**GIVEN INSTRUCTION:** Write out the listing below in full and exactly, leaving out every picture.
===== SUPPLIED RECORDS =====
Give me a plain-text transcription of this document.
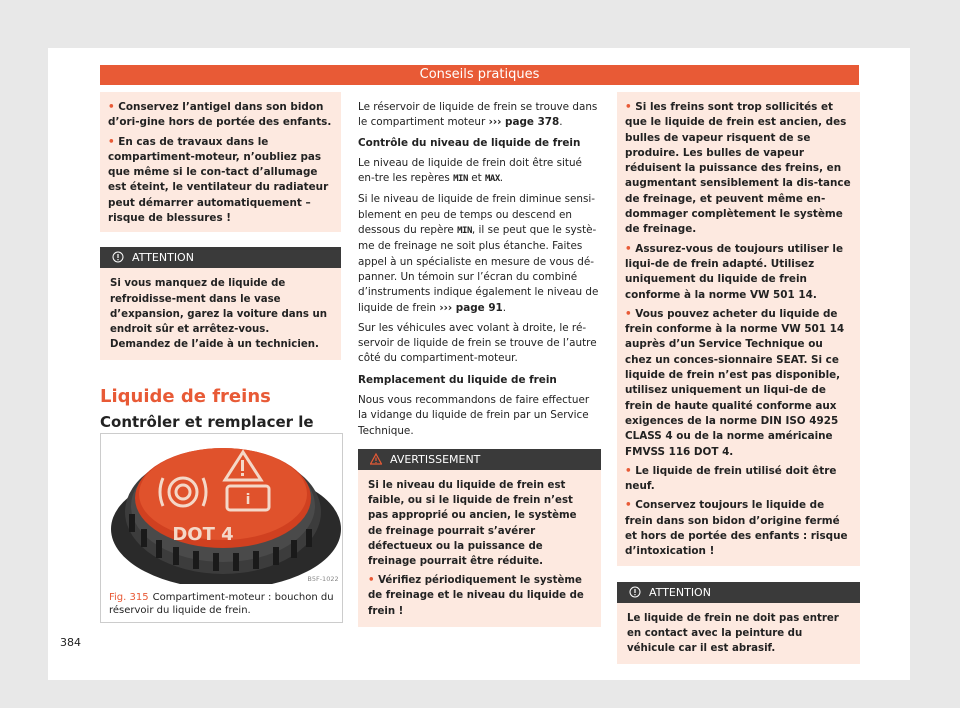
Conseils pratiques

• Conservez l’antigel dans son bidon d’ori-gine hors de portée des enfants.

• En cas de travaux dans le compartiment-moteur, n’oubliez pas que même si le con-tact d’allumage est éteint, le ventilateur du radiateur peut démarrer automatiquement – risque de blessures !

ATTENTION
Si vous manquez de liquide de refroidisse-ment dans le vase d’expansion, garez la voiture dans un endroit sûr et arrêtez-vous. Demandez de l’aide à un technicien.
Liquide de freins
Contrôler et remplacer le
i
DOT 4
B5F-1022
Fig. 315 Compartiment-moteur : bouchon du réservoir du liquide de frein.
384

Le réservoir de liquide de frein se trouve dans le compartiment moteur ››› page 378.

Contrôle du niveau de liquide de frein

Le niveau de liquide de frein doit être situé en-tre les repères MIN et MAX.

Si le niveau de liquide de frein diminue sensi-blement en peu de temps ou descend en dessous du repère MIN, il se peut que le systè-me de freinage ne soit plus étanche. Faites appel à un spécialiste en mesure de vous dé-panner. Un témoin sur l’écran du combiné d’instruments indique également le niveau de liquide de frein ››› page 91.

Sur les véhicules avec volant à droite, le ré-servoir de liquide de frein se trouve de l’autre côté du compartiment-moteur.

Remplacement du liquide de frein

Nous vous recommandons de faire effectuer la vidange du liquide de frein par un Service Technique.

AVERTISSEMENT

Si le niveau du liquide de frein est faible, ou si le liquide de frein n’est pas approprié ou ancien, le système de freinage pourrait s’avérer défectueux ou la puissance de freinage pourrait être réduite.

• Vérifiez périodiquement le système de freinage et le niveau du liquide de frein !

• Si les freins sont trop sollicités et que le liquide de frein est ancien, des bulles de vapeur risquent de se produire. Les bulles de vapeur réduisent la puissance des freins, en augmentant sensiblement la dis-tance de freinage, et peuvent même en-dommager complètement le système de freinage.

• Assurez-vous de toujours utiliser le liqui-de de frein adapté. Utilisez uniquement du liquide de frein conforme à la norme VW 501 14.

• Vous pouvez acheter du liquide de frein conforme à la norme VW 501 14 auprès d’un Service Technique ou chez un conces-sionnaire SEAT. Si ce liquide de frein n’est pas disponible, utilisez uniquement un liqui-de de frein de haute qualité conforme aux exigences de la norme DIN ISO 4925 CLASS 4 ou de la norme américaine FMVSS 116 DOT 4.

• Le liquide de frein utilisé doit être neuf.

• Conservez toujours le liquide de frein dans son bidon d’origine fermé et hors de portée des enfants : risque d’intoxication !

ATTENTION
Le liquide de frein ne doit pas entrer en contact avec la peinture du véhicule car il est abrasif.
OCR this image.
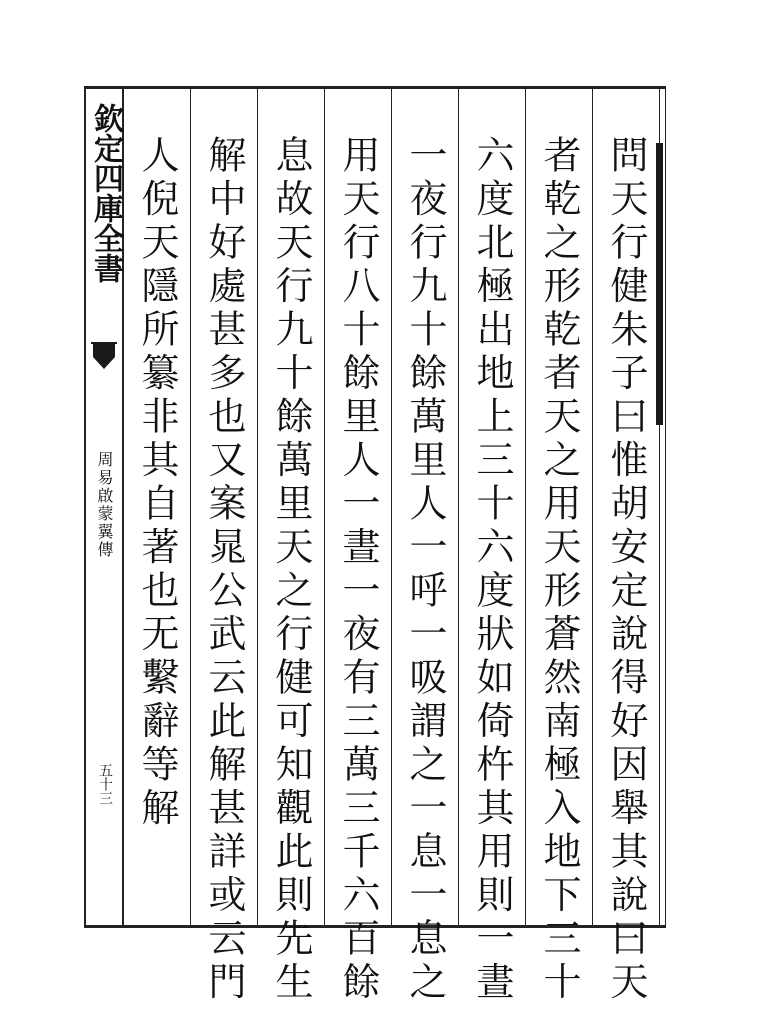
欽定四庫全書
周易啟蒙翼傳
五十三 人倪天隱所纂非其自著也无繫辭等解 解中好處甚多也又案晁公武云此解甚詳或云門 息故天行九十餘萬里天之行健可知觀此則先生 用天行八十餘里人一晝一夜有三萬三千六百餘 一夜行九十餘萬里人一呼一吸謂之一息一息之 六度北極出地上三十六度狀如倚杵其用則一晝 者乾之形乾者天之用天形蒼然南極入地下三十 問天行健朱子曰惟胡安定說得好因舉其說曰天
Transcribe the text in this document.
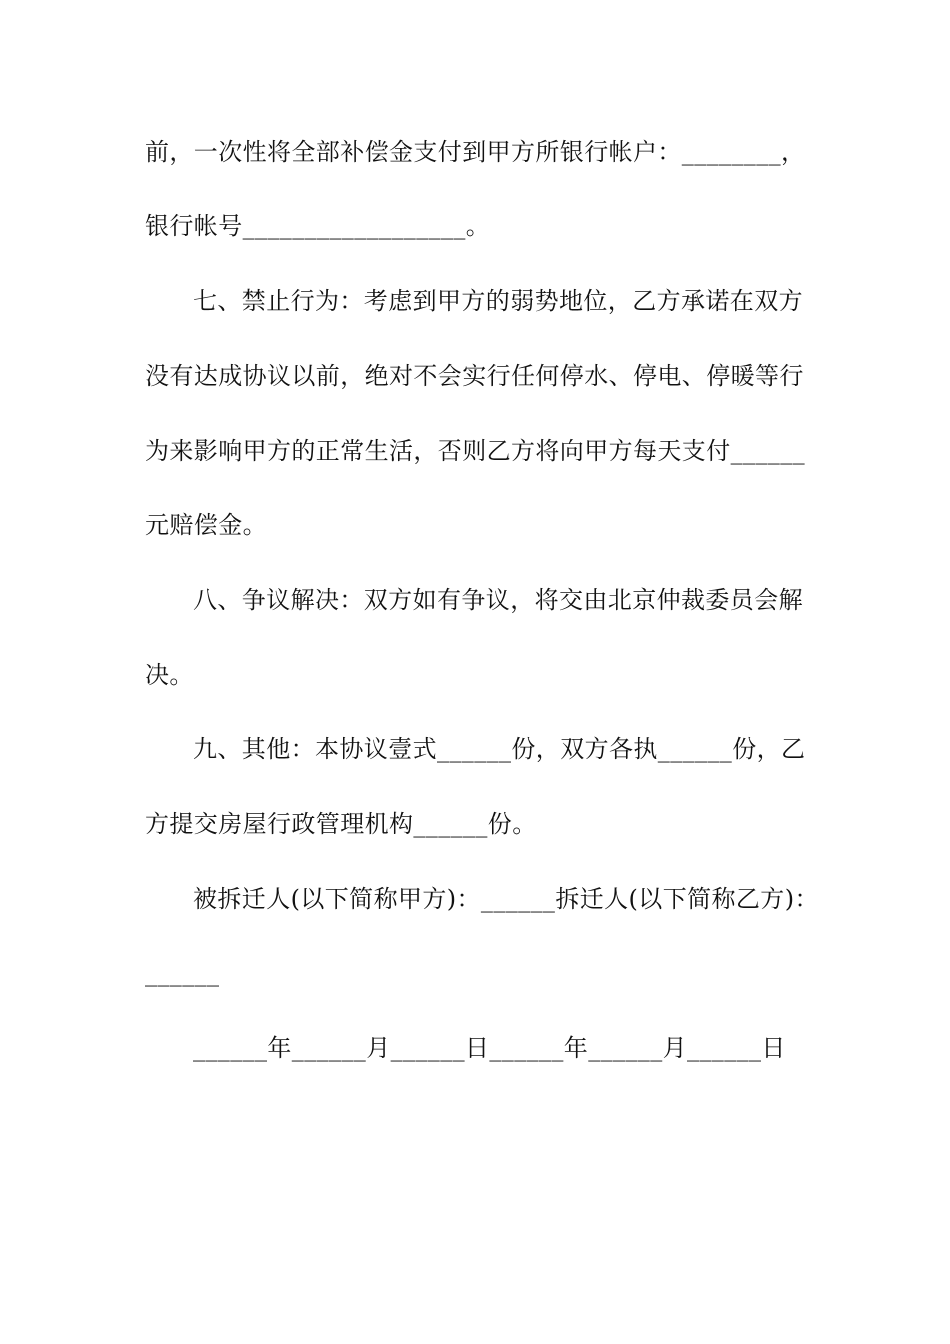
前，一次性将全部补偿金支付到甲方所银行帐户：________，
银行帐号__________________。
七、禁止行为：考虑到甲方的弱势地位，乙方承诺在双方
没有达成协议以前，绝对不会实行任何停水、停电、停暖等行
为来影响甲方的正常生活，否则乙方将向甲方每天支付______
元赔偿金。
八、争议解决：双方如有争议，将交由北京仲裁委员会解
决。
九、其他：本协议壹式______份，双方各执______份，乙
方提交房屋行政管理机构______份。
被拆迁人(以下简称甲方)：______拆迁人(以下简称乙方)：
______
______年______月______日______年______月______日
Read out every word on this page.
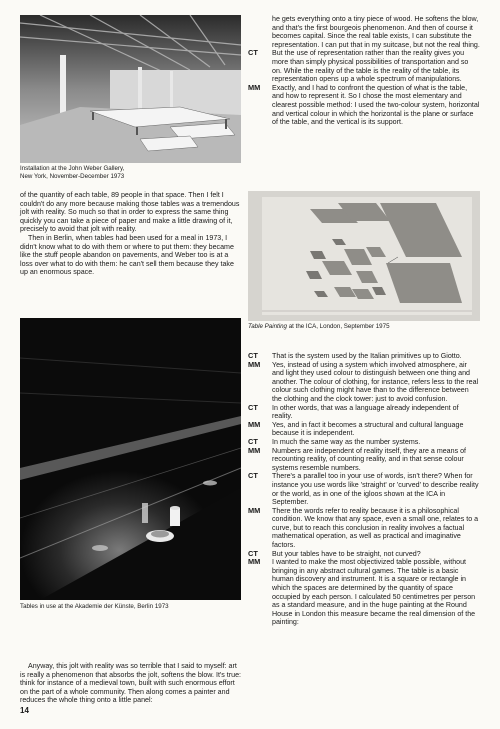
Installation at the John Weber Gallery,
New York, November-December 1973

of the quantity of each table, 89 people in that space. Then I felt I couldn't do any more because making those tables was a tremendous jolt with reality. So much so that in order to express the same thing quickly you can take a piece of paper and make a little drawing of it, precisely to avoid that jolt with reality.

Then in Berlin, when tables had been used for a meal in 1973, I didn't know what to do with them or where to put them: they became like the stuff people abandon on pavements, and Weber too is at a loss over what to do with them: he can't sell them because they take up an enormous space.

Tables in use at the Akademie der Künste, Berlin 1973

Anyway, this jolt with reality was so terrible that I said to myself: art is really a phenomenon that absorbs the jolt, softens the blow. It's true: think for instance of a medieval town, built with such enormous effort on the part of a whole community. Then along comes a painter and reduces the whole thing onto a little panel:

14
he gets everything onto a tiny piece of wood. He softens the blow, and that's the first bourgeois phenomenon. And then of course it becomes capital. Since the real table exists, I can substitute the representation. I can put that in my suitcase, but not the real thing.
CT	But the use of representation rather than the reality gives you more than simply physical possibilities of transportation and so on. While the reality of the table is the reality of the table, its representation opens up a whole spectrum of manipulations.
MM	Exactly, and I had to confront the question of what is the table, and how to represent it. So I chose the most elementary and clearest possible method: I used the two-colour system, horizontal and vertical colour in which the horizontal is the plane or surface of the table, and the vertical is its support.
Table Painting at the ICA, London, September 1975
CT	That is the system used by the Italian primitives up to Giotto.
MM	Yes, instead of using a system which involved atmosphere, air and light they used colour to distinguish between one thing and another. The colour of clothing, for instance, refers less to the real colour such clothing might have than to the difference between the clothing and the clock tower: just to avoid confusion.
CT	In other words, that was a language already independent of reality.
MM	Yes, and in fact it becomes a structural and cultural language because it is independent.
CT	In much the same way as the number systems.
MM	Numbers are independent of reality itself, they are a means of recounting reality, of counting reality, and in that sense colour systems resemble numbers.
CT	There's a parallel too in your use of words, isn't there? When for instance you use words like 'straight' or 'curved' to describe reality or the world, as in one of the igloos shown at the ICA in September.
MM	There the words refer to reality because it is a philosophical condition. We know that any space, even a small one, relates to a curve, but to reach this conclusion in reality involves a factual mathematical operation, as well as practical and imaginative factors.
CT	But your tables have to be straight, not curved?
MM	I wanted to make the most objectivized table possible, without bringing in any abstract cultural games. The table is a basic human discovery and instrument. It is a square or rectangle in which the spaces are determined by the quantity of space occupied by each person. I calculated 50 centimetres per person as a standard measure, and in the huge painting at the Round House in London this measure became the real dimension of the painting:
=====
**FULL OUTPUT:**
Give me a plain-text transcription of this document.
Conseils pratiques

• Conservez l’antigel dans son bidon d’ori-gine hors de portée des enfants.

• En cas de travaux dans le compartiment-moteur, n’oubliez pas que même si le con-tact d’allumage est éteint, le ventilateur du radiateur peut démarrer automatiquement – risque de blessures !

ATTENTION
Si vous manquez de liquide de refroidisse-ment dans le vase d’expansion, garez la voiture dans un endroit sûr et arrêtez-vous. Demandez de l’aide à un technicien.
Liquide de freins
Contrôler et remplacer le
i
DOT 4
B5F-1022
Fig. 315 Compartiment-moteur : bouchon du réservoir du liquide de frein.
384

Le réservoir de liquide de frein se trouve dans le compartiment moteur ››› page 378.

Contrôle du niveau de liquide de frein

Le niveau de liquide de frein doit être situé en-tre les repères MIN et MAX.

Si le niveau de liquide de frein diminue sensi-blement en peu de temps ou descend en dessous du repère MIN, il se peut que le systè-me de freinage ne soit plus étanche. Faites appel à un spécialiste en mesure de vous dé-panner. Un témoin sur l’écran du combiné d’instruments indique également le niveau de liquide de frein ››› page 91.

Sur les véhicules avec volant à droite, le ré-servoir de liquide de frein se trouve de l’autre côté du compartiment-moteur.

Remplacement du liquide de frein

Nous vous recommandons de faire effectuer la vidange du liquide de frein par un Service Technique.

AVERTISSEMENT

Si le niveau du liquide de frein est faible, ou si le liquide de frein n’est pas approprié ou ancien, le système de freinage pourrait s’avérer défectueux ou la puissance de freinage pourrait être réduite.

• Vérifiez périodiquement le système de freinage et le niveau du liquide de frein !

• Si les freins sont trop sollicités et que le liquide de frein est ancien, des bulles de vapeur risquent de se produire. Les bulles de vapeur réduisent la puissance des freins, en augmentant sensiblement la dis-tance de freinage, et peuvent même en-dommager complètement le système de freinage.

• Assurez-vous de toujours utiliser le liqui-de de frein adapté. Utilisez uniquement du liquide de frein conforme à la norme VW 501 14.

• Vous pouvez acheter du liquide de frein conforme à la norme VW 501 14 auprès d’un Service Technique ou chez un conces-sionnaire SEAT. Si ce liquide de frein n’est pas disponible, utilisez uniquement un liqui-de de frein de haute qualité conforme aux exigences de la norme DIN ISO 4925 CLASS 4 ou de la norme américaine FMVSS 116 DOT 4.

• Le liquide de frein utilisé doit être neuf.

• Conservez toujours le liquide de frein dans son bidon d’origine fermé et hors de portée des enfants : risque d’intoxication !

ATTENTION
Le liquide de frein ne doit pas entrer en contact avec la peinture du véhicule car il est abrasif.
OCR this image.
欽定四庫全書
周易啟蒙翼傳
五十三 人倪天隱所纂非其自著也无繫辭等解 解中好處甚多也又案晁公武云此解甚詳或云門 息故天行九十餘萬里天之行健可知觀此則先生 用天行八十餘里人一晝一夜有三萬三千六百餘 一夜行九十餘萬里人一呼一吸謂之一息一息之 六度北極出地上三十六度狀如倚杵其用則一晝 者乾之形乾者天之用天形蒼然南極入地下三十 問天行健朱子曰惟胡安定說得好因舉其說曰天
Transcribe the text in this document.
前，一次性将全部补偿金支付到甲方所银行帐户：________，
银行帐号__________________。
七、禁止行为：考虑到甲方的弱势地位，乙方承诺在双方
没有达成协议以前，绝对不会实行任何停水、停电、停暖等行
为来影响甲方的正常生活，否则乙方将向甲方每天支付______
元赔偿金。
八、争议解决：双方如有争议，将交由北京仲裁委员会解
决。
九、其他：本协议壹式______份，双方各执______份，乙
方提交房屋行政管理机构______份。
被拆迁人(以下简称甲方)：______拆迁人(以下简称乙方)：
______
______年______月______日______年______月______日
Read out every word on this page.
Installation at the John Weber Gallery,
New York, November-December 1973

of the quantity of each table, 89 people in that space. Then I felt I couldn't do any more because making those tables was a tremendous jolt with reality. So much so that in order to express the same thing quickly you can take a piece of paper and make a little drawing of it, precisely to avoid that jolt with reality.

Then in Berlin, when tables had been used for a meal in 1973, I didn't know what to do with them or where to put them: they became like the stuff people abandon on pavements, and Weber too is at a loss over what to do with them: he can't sell them because they take up an enormous space.

Tables in use at the Akademie der Künste, Berlin 1973

Anyway, this jolt with reality was so terrible that I said to myself: art is really a phenomenon that absorbs the jolt, softens the blow. It's true: think for instance of a medieval town, built with such enormous effort on the part of a whole community. Then along comes a painter and reduces the whole thing onto a little panel:

14
he gets everything onto a tiny piece of wood. He softens the blow, and that's the first bourgeois phenomenon. And then of course it becomes capital. Since the real table exists, I can substitute the representation. I can put that in my suitcase, but not the real thing.
CT	But the use of representation rather than the reality gives you more than simply physical possibilities of transportation and so on. While the reality of the table is the reality of the table, its representation opens up a whole spectrum of manipulations.
MM	Exactly, and I had to confront the question of what is the table, and how to represent it. So I chose the most elementary and clearest possible method: I used the two-colour system, horizontal and vertical colour in which the horizontal is the plane or surface of the table, and the vertical is its support.
Table Painting at the ICA, London, September 1975
CT	That is the system used by the Italian primitives up to Giotto.
MM	Yes, instead of using a system which involved atmosphere, air and light they used colour to distinguish between one thing and another. The colour of clothing, for instance, refers less to the real colour such clothing might have than to the difference between the clothing and the clock tower: just to avoid confusion.
CT	In other words, that was a language already independent of reality.
MM	Yes, and in fact it becomes a structural and cultural language because it is independent.
CT	In much the same way as the number systems.
MM	Numbers are independent of reality itself, they are a means of recounting reality, of counting reality, and in that sense colour systems resemble numbers.
CT	There's a parallel too in your use of words, isn't there? When for instance you use words like 'straight' or 'curved' to describe reality or the world, as in one of the igloos shown at the ICA in September.
MM	There the words refer to reality because it is a philosophical condition. We know that any space, even a small one, relates to a curve, but to reach this conclusion in reality involves a factual mathematical operation, as well as practical and imaginative factors.
CT	But your tables have to be straight, not curved?
MM	I wanted to make the most objectivized table possible, without bringing in any abstract cultural games. The table is a basic human discovery and instrument. It is a square or rectangle in which the spaces are determined by the quantity of space occupied by each person. I calculated 50 centimetres per person as a standard measure, and in the huge painting at the Round House in London this measure became the real dimension of the painting:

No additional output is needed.